WHAT THIS TASK INVOLVES ->
Retype all of the data exactly as given.

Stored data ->
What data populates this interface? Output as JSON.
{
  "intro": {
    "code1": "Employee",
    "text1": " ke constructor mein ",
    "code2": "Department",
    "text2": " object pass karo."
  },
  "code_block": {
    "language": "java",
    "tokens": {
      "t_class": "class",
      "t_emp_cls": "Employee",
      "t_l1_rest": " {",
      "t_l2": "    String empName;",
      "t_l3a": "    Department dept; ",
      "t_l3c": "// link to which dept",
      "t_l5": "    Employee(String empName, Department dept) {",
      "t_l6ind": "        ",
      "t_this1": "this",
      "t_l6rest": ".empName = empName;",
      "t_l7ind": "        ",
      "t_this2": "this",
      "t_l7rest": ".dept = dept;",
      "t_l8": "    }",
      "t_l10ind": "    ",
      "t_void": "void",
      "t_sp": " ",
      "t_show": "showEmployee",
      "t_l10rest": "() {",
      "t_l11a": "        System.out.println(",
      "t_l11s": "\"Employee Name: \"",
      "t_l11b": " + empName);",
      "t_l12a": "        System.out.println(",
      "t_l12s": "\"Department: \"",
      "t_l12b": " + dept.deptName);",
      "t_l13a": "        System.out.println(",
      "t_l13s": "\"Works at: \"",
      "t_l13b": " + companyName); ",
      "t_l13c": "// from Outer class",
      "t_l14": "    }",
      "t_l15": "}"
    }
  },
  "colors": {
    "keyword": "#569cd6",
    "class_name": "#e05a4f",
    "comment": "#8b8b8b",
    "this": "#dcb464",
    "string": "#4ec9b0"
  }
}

RESULT OF THE TASK ->
What data populates this interface? Output as JSON.
{
  "intro": {
    "code1": "Employee",
    "text1": " ke constructor mein ",
    "code2": "Department",
    "text2": " object pass karo."
  },
  "code_block": {
    "language": "java",
    "tokens": {
      "t_class": "class",
      "t_emp_cls": "Employee",
      "t_l1_rest": " {",
      "t_l2": "    String empName;",
      "t_l3a": "    Department dept; ",
      "t_l3c": "// link to which dept",
      "t_l5": "    Employee(String empName, Department dept) {",
      "t_l6ind": "        ",
      "t_this1": "this",
      "t_l6rest": ".empName = empName;",
      "t_l7ind": "        ",
      "t_this2": "this",
      "t_l7rest": ".dept = dept;",
      "t_l8": "    }",
      "t_l10ind": "    ",
      "t_void": "void",
      "t_sp": " ",
      "t_show": "showEmployee",
      "t_l10rest": "() {",
      "t_l11a": "        System.out.println(",
      "t_l11s": "\"Employee Name: \"",
      "t_l11b": " + empName);",
      "t_l12a": "        System.out.println(",
      "t_l12s": "\"Department: \"",
      "t_l12b": " + dept.deptName);",
      "t_l13a": "        System.out.println(",
      "t_l13s": "\"Works at: \"",
      "t_l13b": " + companyName); ",
      "t_l13c": "// from Outer class",
      "t_l14": "    }",
      "t_l15": "}"
    }
  },
  "colors": {
    "keyword": "#569cd6",
    "class_name": "#e05a4f",
    "comment": "#8b8b8b",
    "this": "#dcb464",
    "string": "#4ec9b0"
  }
}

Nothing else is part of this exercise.